[INSTRUCTIONS FOR THE TASK] Quote the whole listing word for word, please.

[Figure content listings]
__________________________________________________

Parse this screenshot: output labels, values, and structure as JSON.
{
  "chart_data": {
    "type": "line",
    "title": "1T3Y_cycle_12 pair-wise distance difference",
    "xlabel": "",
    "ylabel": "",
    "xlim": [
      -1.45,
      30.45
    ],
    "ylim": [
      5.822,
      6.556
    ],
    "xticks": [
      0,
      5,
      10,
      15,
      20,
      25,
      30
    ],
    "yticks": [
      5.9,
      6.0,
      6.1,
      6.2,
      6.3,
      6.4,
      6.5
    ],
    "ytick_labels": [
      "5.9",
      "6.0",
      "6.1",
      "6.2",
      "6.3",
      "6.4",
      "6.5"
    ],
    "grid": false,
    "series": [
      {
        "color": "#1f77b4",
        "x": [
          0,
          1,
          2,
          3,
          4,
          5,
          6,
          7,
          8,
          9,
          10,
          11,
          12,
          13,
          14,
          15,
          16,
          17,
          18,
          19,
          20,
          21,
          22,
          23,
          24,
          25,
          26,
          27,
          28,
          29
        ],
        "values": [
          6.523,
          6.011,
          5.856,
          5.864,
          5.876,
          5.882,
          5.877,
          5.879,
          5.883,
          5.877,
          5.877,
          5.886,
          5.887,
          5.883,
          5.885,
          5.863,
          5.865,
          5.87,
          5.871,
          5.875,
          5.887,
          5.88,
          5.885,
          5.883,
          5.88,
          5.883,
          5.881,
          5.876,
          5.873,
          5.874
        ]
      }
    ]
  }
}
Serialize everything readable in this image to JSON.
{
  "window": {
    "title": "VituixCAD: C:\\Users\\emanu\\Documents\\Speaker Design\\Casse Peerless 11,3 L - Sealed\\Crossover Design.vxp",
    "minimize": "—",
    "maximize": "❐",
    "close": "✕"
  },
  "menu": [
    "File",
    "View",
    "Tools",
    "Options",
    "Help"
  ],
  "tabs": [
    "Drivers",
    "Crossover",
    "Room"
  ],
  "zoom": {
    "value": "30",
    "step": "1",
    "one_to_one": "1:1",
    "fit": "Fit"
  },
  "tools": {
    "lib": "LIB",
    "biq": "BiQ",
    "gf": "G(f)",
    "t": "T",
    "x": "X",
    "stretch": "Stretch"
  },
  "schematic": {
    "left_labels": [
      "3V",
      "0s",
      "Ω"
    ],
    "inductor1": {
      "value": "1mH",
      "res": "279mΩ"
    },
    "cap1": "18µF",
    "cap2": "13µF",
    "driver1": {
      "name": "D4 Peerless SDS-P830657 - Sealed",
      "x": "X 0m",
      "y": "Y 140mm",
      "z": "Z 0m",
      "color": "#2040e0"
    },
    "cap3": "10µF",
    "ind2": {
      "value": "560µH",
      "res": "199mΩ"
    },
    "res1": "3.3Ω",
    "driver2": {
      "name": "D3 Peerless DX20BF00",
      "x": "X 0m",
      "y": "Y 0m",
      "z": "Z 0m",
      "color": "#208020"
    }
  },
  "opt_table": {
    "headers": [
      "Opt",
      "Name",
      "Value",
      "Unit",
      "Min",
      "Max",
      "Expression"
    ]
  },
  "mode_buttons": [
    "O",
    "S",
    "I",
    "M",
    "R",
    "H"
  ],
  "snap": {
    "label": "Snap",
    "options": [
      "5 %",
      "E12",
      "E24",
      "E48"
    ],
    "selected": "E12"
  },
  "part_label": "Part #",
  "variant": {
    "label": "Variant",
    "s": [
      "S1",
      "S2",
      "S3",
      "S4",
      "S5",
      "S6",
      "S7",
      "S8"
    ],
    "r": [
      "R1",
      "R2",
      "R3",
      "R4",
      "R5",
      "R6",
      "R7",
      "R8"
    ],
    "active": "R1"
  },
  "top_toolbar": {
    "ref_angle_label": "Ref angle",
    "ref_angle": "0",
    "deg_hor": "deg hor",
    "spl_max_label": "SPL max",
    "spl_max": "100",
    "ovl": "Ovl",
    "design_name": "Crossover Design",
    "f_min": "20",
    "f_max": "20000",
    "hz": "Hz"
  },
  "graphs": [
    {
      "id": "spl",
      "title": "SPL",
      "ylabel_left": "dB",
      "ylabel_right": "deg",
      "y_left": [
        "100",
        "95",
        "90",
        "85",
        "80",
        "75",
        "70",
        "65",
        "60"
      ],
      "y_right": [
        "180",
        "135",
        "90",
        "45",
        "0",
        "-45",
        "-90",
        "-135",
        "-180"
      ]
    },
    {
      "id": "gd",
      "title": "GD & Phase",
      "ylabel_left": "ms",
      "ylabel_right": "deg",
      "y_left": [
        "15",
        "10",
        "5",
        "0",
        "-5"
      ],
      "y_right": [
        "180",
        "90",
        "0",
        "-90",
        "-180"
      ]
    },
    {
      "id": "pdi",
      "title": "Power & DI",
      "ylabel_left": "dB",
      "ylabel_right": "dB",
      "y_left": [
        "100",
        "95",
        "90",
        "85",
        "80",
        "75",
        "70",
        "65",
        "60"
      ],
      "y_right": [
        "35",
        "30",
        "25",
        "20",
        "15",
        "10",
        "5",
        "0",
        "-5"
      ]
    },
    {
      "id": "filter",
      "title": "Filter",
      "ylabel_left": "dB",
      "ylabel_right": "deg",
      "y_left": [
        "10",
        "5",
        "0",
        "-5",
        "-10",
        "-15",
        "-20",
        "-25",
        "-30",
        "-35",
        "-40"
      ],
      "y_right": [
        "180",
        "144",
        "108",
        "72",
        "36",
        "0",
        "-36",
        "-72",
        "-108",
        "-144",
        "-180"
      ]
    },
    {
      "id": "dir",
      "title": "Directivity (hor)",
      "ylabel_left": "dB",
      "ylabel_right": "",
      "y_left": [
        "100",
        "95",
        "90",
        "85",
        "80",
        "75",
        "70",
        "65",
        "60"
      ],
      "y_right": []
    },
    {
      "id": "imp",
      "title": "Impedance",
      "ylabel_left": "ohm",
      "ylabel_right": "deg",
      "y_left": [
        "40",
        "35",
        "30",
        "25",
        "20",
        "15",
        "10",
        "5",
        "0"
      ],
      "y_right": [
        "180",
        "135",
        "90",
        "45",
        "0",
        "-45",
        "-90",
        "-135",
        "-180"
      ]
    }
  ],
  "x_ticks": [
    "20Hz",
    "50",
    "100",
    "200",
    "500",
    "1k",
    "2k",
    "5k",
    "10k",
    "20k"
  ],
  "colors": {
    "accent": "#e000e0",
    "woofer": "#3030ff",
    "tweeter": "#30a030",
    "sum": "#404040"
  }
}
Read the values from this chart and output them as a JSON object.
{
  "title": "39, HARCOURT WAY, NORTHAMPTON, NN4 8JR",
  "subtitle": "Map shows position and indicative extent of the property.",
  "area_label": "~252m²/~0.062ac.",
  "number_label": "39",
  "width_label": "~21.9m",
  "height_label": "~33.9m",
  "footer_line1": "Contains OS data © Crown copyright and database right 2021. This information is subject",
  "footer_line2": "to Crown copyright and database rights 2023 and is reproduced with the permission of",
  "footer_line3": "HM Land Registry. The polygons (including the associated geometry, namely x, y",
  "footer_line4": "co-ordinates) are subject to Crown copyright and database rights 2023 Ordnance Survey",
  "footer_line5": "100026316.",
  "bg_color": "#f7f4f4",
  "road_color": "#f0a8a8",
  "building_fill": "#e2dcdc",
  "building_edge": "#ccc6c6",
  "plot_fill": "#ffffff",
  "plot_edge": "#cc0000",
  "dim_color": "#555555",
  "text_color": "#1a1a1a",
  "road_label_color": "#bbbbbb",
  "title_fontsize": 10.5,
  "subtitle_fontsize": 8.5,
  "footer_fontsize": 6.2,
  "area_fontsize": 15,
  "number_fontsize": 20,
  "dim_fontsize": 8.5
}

__________________________________________________

[SOLUTION FOR THIS EXERCISE]
Parse this screenshot: output labels, values, and structure as JSON.
{
  "chart_data": {
    "type": "line",
    "title": "1T3Y_cycle_12 pair-wise distance difference",
    "xlabel": "",
    "ylabel": "",
    "xlim": [
      -1.45,
      30.45
    ],
    "ylim": [
      5.822,
      6.556
    ],
    "xticks": [
      0,
      5,
      10,
      15,
      20,
      25,
      30
    ],
    "yticks": [
      5.9,
      6.0,
      6.1,
      6.2,
      6.3,
      6.4,
      6.5
    ],
    "ytick_labels": [
      "5.9",
      "6.0",
      "6.1",
      "6.2",
      "6.3",
      "6.4",
      "6.5"
    ],
    "grid": false,
    "series": [
      {
        "color": "#1f77b4",
        "x": [
          0,
          1,
          2,
          3,
          4,
          5,
          6,
          7,
          8,
          9,
          10,
          11,
          12,
          13,
          14,
          15,
          16,
          17,
          18,
          19,
          20,
          21,
          22,
          23,
          24,
          25,
          26,
          27,
          28,
          29
        ],
        "values": [
          6.523,
          6.011,
          5.856,
          5.864,
          5.876,
          5.882,
          5.877,
          5.879,
          5.883,
          5.877,
          5.877,
          5.886,
          5.887,
          5.883,
          5.885,
          5.863,
          5.865,
          5.87,
          5.871,
          5.875,
          5.887,
          5.88,
          5.885,
          5.883,
          5.88,
          5.883,
          5.881,
          5.876,
          5.873,
          5.874
        ]
      }
    ]
  }
}
Serialize everything readable in this image to JSON.
{
  "window": {
    "title": "VituixCAD: C:\\Users\\emanu\\Documents\\Speaker Design\\Casse Peerless 11,3 L - Sealed\\Crossover Design.vxp",
    "minimize": "—",
    "maximize": "❐",
    "close": "✕"
  },
  "menu": [
    "File",
    "View",
    "Tools",
    "Options",
    "Help"
  ],
  "tabs": [
    "Drivers",
    "Crossover",
    "Room"
  ],
  "zoom": {
    "value": "30",
    "step": "1",
    "one_to_one": "1:1",
    "fit": "Fit"
  },
  "tools": {
    "lib": "LIB",
    "biq": "BiQ",
    "gf": "G(f)",
    "t": "T",
    "x": "X",
    "stretch": "Stretch"
  },
  "schematic": {
    "left_labels": [
      "3V",
      "0s",
      "Ω"
    ],
    "inductor1": {
      "value": "1mH",
      "res": "279mΩ"
    },
    "cap1": "18µF",
    "cap2": "13µF",
    "driver1": {
      "name": "D4 Peerless SDS-P830657 - Sealed",
      "x": "X 0m",
      "y": "Y 140mm",
      "z": "Z 0m",
      "color": "#2040e0"
    },
    "cap3": "10µF",
    "ind2": {
      "value": "560µH",
      "res": "199mΩ"
    },
    "res1": "3.3Ω",
    "driver2": {
      "name": "D3 Peerless DX20BF00",
      "x": "X 0m",
      "y": "Y 0m",
      "z": "Z 0m",
      "color": "#208020"
    }
  },
  "opt_table": {
    "headers": [
      "Opt",
      "Name",
      "Value",
      "Unit",
      "Min",
      "Max",
      "Expression"
    ]
  },
  "mode_buttons": [
    "O",
    "S",
    "I",
    "M",
    "R",
    "H"
  ],
  "snap": {
    "label": "Snap",
    "options": [
      "5 %",
      "E12",
      "E24",
      "E48"
    ],
    "selected": "E12"
  },
  "part_label": "Part #",
  "variant": {
    "label": "Variant",
    "s": [
      "S1",
      "S2",
      "S3",
      "S4",
      "S5",
      "S6",
      "S7",
      "S8"
    ],
    "r": [
      "R1",
      "R2",
      "R3",
      "R4",
      "R5",
      "R6",
      "R7",
      "R8"
    ],
    "active": "R1"
  },
  "top_toolbar": {
    "ref_angle_label": "Ref angle",
    "ref_angle": "0",
    "deg_hor": "deg hor",
    "spl_max_label": "SPL max",
    "spl_max": "100",
    "ovl": "Ovl",
    "design_name": "Crossover Design",
    "f_min": "20",
    "f_max": "20000",
    "hz": "Hz"
  },
  "graphs": [
    {
      "id": "spl",
      "title": "SPL",
      "ylabel_left": "dB",
      "ylabel_right": "deg",
      "y_left": [
        "100",
        "95",
        "90",
        "85",
        "80",
        "75",
        "70",
        "65",
        "60"
      ],
      "y_right": [
        "180",
        "135",
        "90",
        "45",
        "0",
        "-45",
        "-90",
        "-135",
        "-180"
      ]
    },
    {
      "id": "gd",
      "title": "GD & Phase",
      "ylabel_left": "ms",
      "ylabel_right": "deg",
      "y_left": [
        "15",
        "10",
        "5",
        "0",
        "-5"
      ],
      "y_right": [
        "180",
        "90",
        "0",
        "-90",
        "-180"
      ]
    },
    {
      "id": "pdi",
      "title": "Power & DI",
      "ylabel_left": "dB",
      "ylabel_right": "dB",
      "y_left": [
        "100",
        "95",
        "90",
        "85",
        "80",
        "75",
        "70",
        "65",
        "60"
      ],
      "y_right": [
        "35",
        "30",
        "25",
        "20",
        "15",
        "10",
        "5",
        "0",
        "-5"
      ]
    },
    {
      "id": "filter",
      "title": "Filter",
      "ylabel_left": "dB",
      "ylabel_right": "deg",
      "y_left": [
        "10",
        "5",
        "0",
        "-5",
        "-10",
        "-15",
        "-20",
        "-25",
        "-30",
        "-35",
        "-40"
      ],
      "y_right": [
        "180",
        "144",
        "108",
        "72",
        "36",
        "0",
        "-36",
        "-72",
        "-108",
        "-144",
        "-180"
      ]
    },
    {
      "id": "dir",
      "title": "Directivity (hor)",
      "ylabel_left": "dB",
      "ylabel_right": "",
      "y_left": [
        "100",
        "95",
        "90",
        "85",
        "80",
        "75",
        "70",
        "65",
        "60"
      ],
      "y_right": []
    },
    {
      "id": "imp",
      "title": "Impedance",
      "ylabel_left": "ohm",
      "ylabel_right": "deg",
      "y_left": [
        "40",
        "35",
        "30",
        "25",
        "20",
        "15",
        "10",
        "5",
        "0"
      ],
      "y_right": [
        "180",
        "135",
        "90",
        "45",
        "0",
        "-45",
        "-90",
        "-135",
        "-180"
      ]
    }
  ],
  "x_ticks": [
    "20Hz",
    "50",
    "100",
    "200",
    "500",
    "1k",
    "2k",
    "5k",
    "10k",
    "20k"
  ],
  "colors": {
    "accent": "#e000e0",
    "woofer": "#3030ff",
    "tweeter": "#30a030",
    "sum": "#404040"
  }
}
Read the values from this chart and output them as a JSON object.
{
  "title": "39, HARCOURT WAY, NORTHAMPTON, NN4 8JR",
  "subtitle": "Map shows position and indicative extent of the property.",
  "area_label": "~252m²/~0.062ac.",
  "number_label": "39",
  "width_label": "~21.9m",
  "height_label": "~33.9m",
  "footer_line1": "Contains OS data © Crown copyright and database right 2021. This information is subject",
  "footer_line2": "to Crown copyright and database rights 2023 and is reproduced with the permission of",
  "footer_line3": "HM Land Registry. The polygons (including the associated geometry, namely x, y",
  "footer_line4": "co-ordinates) are subject to Crown copyright and database rights 2023 Ordnance Survey",
  "footer_line5": "100026316.",
  "bg_color": "#f7f4f4",
  "road_color": "#f0a8a8",
  "building_fill": "#e2dcdc",
  "building_edge": "#ccc6c6",
  "plot_fill": "#ffffff",
  "plot_edge": "#cc0000",
  "dim_color": "#555555",
  "text_color": "#1a1a1a",
  "road_label_color": "#bbbbbb",
  "title_fontsize": 10.5,
  "subtitle_fontsize": 8.5,
  "footer_fontsize": 6.2,
  "area_fontsize": 15,
  "number_fontsize": 20,
  "dim_fontsize": 8.5
}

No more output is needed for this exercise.